**Requirements:** Make an exact copy of the data below, leaving out every picture.
======== Data
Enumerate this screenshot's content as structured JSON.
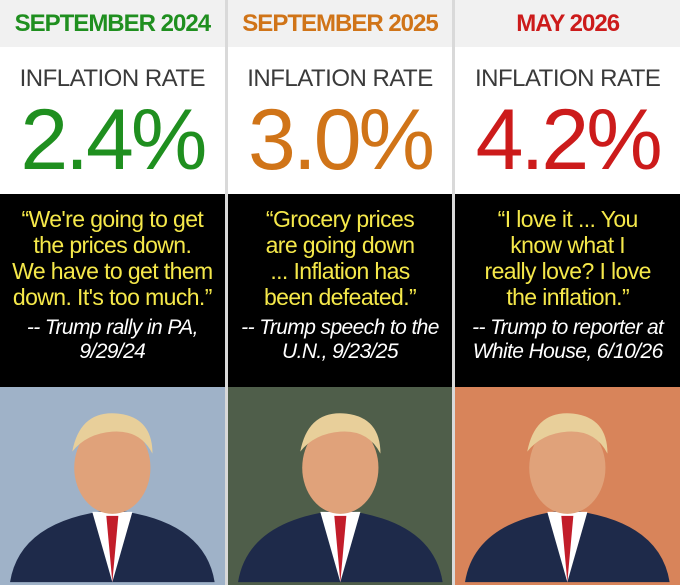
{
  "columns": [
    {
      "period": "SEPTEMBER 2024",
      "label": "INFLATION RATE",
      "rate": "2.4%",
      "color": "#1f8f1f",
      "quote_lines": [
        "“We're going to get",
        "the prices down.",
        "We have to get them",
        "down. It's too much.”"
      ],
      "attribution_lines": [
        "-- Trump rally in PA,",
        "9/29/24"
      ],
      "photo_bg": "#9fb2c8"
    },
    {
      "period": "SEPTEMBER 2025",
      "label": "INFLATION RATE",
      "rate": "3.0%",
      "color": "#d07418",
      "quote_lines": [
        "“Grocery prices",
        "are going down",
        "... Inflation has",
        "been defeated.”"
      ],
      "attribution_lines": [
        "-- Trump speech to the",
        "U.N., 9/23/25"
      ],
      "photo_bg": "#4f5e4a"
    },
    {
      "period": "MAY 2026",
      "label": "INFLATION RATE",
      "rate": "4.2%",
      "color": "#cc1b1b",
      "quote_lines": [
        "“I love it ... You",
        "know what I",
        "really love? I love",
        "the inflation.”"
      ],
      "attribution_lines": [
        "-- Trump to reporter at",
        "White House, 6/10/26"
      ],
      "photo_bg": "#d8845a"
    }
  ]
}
================
**Answer in full:**
Enumerate this screenshot's content as structured JSON.
{
  "columns": [
    {
      "period": "SEPTEMBER 2024",
      "label": "INFLATION RATE",
      "rate": "2.4%",
      "color": "#1f8f1f",
      "quote_lines": [
        "“We're going to get",
        "the prices down.",
        "We have to get them",
        "down. It's too much.”"
      ],
      "attribution_lines": [
        "-- Trump rally in PA,",
        "9/29/24"
      ],
      "photo_bg": "#9fb2c8"
    },
    {
      "period": "SEPTEMBER 2025",
      "label": "INFLATION RATE",
      "rate": "3.0%",
      "color": "#d07418",
      "quote_lines": [
        "“Grocery prices",
        "are going down",
        "... Inflation has",
        "been defeated.”"
      ],
      "attribution_lines": [
        "-- Trump speech to the",
        "U.N., 9/23/25"
      ],
      "photo_bg": "#4f5e4a"
    },
    {
      "period": "MAY 2026",
      "label": "INFLATION RATE",
      "rate": "4.2%",
      "color": "#cc1b1b",
      "quote_lines": [
        "“I love it ... You",
        "know what I",
        "really love? I love",
        "the inflation.”"
      ],
      "attribution_lines": [
        "-- Trump to reporter at",
        "White House, 6/10/26"
      ],
      "photo_bg": "#d8845a"
    }
  ]
}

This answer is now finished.